====== AVAILABLE DATA ======
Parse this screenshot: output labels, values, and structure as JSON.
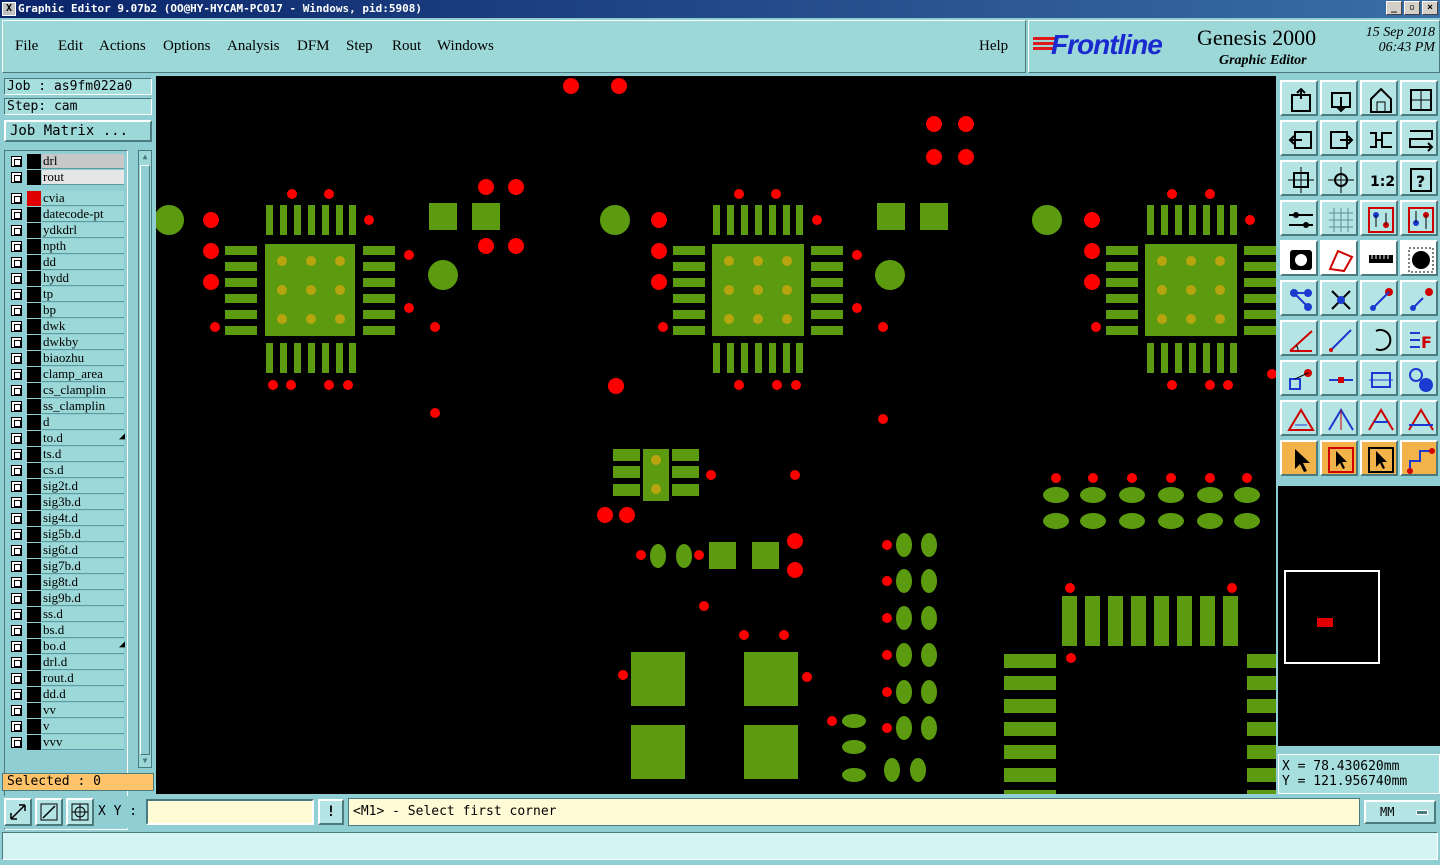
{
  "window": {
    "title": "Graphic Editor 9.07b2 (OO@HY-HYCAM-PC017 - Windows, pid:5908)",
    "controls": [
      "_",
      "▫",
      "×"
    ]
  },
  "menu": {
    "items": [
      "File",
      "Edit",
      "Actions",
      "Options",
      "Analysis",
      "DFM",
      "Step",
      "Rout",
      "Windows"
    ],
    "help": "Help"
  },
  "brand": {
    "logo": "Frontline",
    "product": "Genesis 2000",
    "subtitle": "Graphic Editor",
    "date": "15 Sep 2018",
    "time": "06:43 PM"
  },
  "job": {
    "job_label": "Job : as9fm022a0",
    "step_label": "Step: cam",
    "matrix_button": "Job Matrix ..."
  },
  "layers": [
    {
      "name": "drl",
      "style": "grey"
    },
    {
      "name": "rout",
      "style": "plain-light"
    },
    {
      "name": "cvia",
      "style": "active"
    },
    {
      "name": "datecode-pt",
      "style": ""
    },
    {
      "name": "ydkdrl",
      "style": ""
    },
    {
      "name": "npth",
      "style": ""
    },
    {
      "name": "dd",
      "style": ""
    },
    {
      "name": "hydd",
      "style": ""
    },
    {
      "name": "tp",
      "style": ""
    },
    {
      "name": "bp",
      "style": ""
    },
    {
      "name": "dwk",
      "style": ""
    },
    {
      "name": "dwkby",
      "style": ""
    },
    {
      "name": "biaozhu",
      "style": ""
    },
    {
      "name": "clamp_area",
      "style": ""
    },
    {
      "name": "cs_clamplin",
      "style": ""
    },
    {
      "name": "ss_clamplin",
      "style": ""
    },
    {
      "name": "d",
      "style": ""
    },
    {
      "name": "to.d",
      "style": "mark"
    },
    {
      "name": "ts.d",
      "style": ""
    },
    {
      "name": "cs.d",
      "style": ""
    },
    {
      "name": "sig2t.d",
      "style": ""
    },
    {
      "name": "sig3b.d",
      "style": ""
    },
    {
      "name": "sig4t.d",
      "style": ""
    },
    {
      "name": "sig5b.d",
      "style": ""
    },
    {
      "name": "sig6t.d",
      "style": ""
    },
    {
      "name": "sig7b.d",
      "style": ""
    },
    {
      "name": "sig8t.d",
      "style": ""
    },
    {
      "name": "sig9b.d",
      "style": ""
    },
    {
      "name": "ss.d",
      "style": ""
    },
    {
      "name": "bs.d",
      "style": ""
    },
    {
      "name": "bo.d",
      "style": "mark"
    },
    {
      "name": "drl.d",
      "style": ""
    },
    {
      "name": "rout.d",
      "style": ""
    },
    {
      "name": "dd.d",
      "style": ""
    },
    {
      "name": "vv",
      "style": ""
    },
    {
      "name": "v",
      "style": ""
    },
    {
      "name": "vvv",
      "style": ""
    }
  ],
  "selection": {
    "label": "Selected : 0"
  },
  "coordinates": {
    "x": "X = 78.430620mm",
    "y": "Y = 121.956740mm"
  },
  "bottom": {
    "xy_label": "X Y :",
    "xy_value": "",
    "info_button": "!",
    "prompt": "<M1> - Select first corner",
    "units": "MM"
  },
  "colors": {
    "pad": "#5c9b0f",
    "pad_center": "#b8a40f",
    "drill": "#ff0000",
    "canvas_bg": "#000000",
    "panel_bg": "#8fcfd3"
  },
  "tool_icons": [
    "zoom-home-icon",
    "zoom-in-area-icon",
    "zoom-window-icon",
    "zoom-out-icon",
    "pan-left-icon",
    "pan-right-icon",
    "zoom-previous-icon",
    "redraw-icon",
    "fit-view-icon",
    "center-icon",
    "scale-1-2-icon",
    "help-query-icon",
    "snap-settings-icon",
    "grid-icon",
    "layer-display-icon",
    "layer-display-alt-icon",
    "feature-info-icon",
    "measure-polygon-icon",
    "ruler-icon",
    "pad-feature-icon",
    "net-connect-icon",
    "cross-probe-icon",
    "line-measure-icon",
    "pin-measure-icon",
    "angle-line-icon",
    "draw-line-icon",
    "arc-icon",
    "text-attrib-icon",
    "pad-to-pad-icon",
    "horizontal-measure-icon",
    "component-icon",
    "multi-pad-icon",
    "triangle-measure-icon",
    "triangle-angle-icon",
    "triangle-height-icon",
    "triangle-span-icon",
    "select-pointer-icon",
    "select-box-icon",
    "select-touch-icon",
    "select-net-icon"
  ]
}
======
====== AVAILABLE DATA ======
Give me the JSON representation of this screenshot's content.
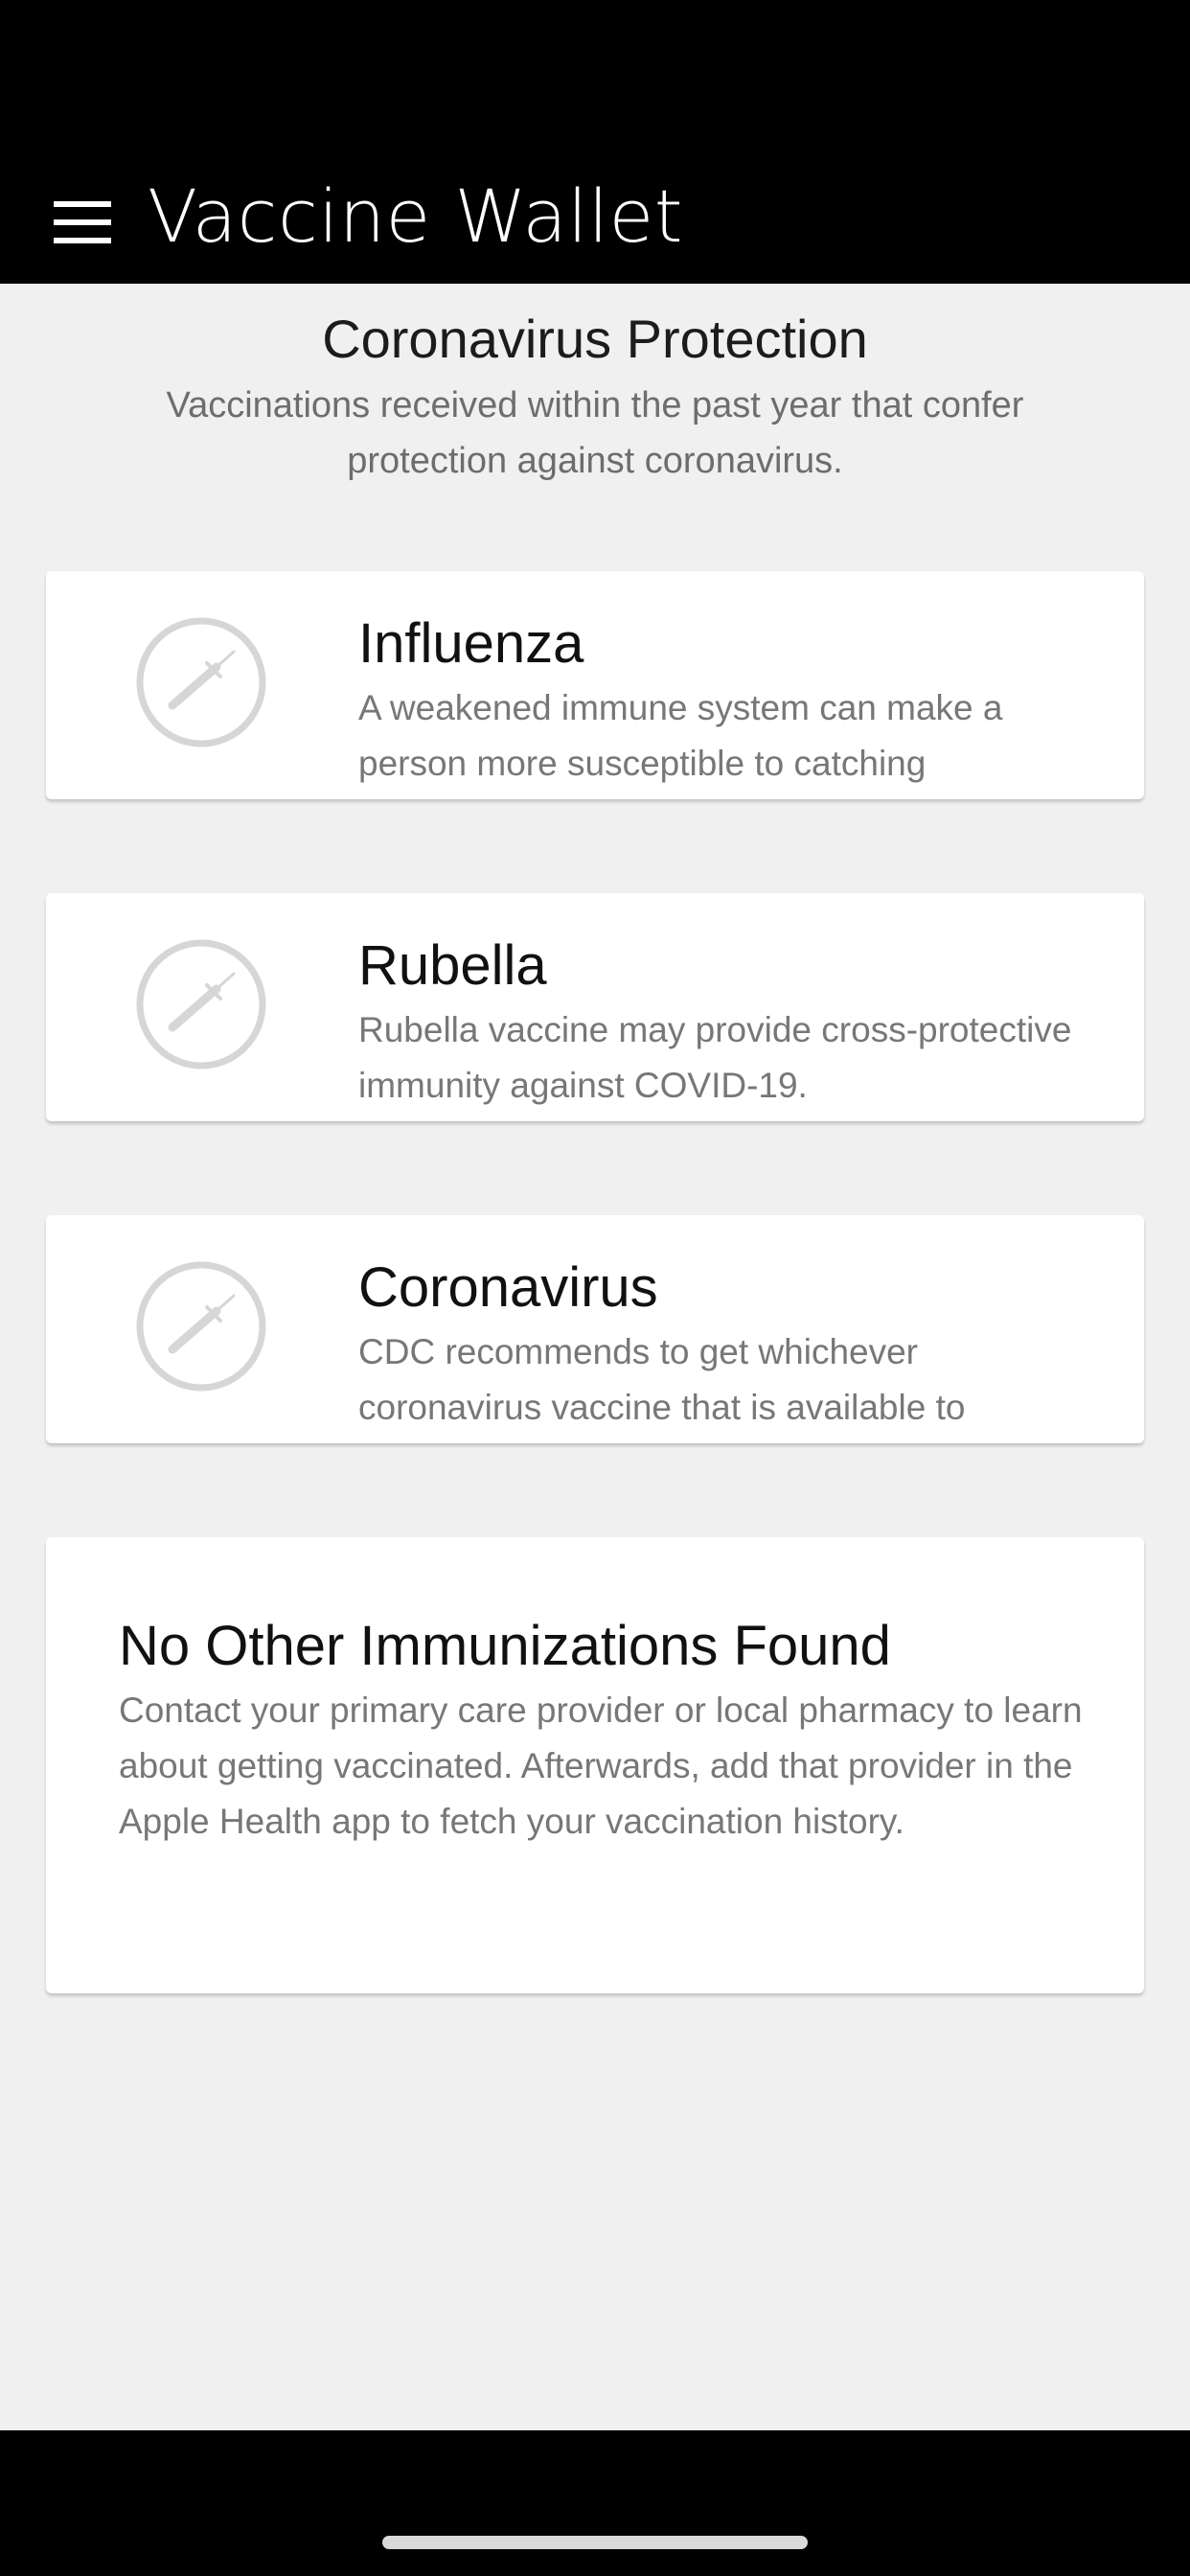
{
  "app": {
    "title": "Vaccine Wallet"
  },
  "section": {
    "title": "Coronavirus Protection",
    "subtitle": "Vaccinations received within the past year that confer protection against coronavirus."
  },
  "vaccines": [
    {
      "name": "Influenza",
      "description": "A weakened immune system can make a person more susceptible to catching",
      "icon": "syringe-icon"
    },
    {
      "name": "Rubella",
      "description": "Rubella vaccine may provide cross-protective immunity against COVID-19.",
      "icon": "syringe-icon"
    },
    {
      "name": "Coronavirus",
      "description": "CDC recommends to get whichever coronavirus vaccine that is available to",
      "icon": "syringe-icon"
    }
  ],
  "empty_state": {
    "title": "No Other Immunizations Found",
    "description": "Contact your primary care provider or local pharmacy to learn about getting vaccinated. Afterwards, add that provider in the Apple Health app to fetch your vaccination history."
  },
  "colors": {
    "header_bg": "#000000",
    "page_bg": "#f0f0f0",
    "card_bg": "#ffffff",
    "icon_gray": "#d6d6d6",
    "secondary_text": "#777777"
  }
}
======
Check each line of the records above for the word "cross", then give the number of lines that have it, with no other words.

2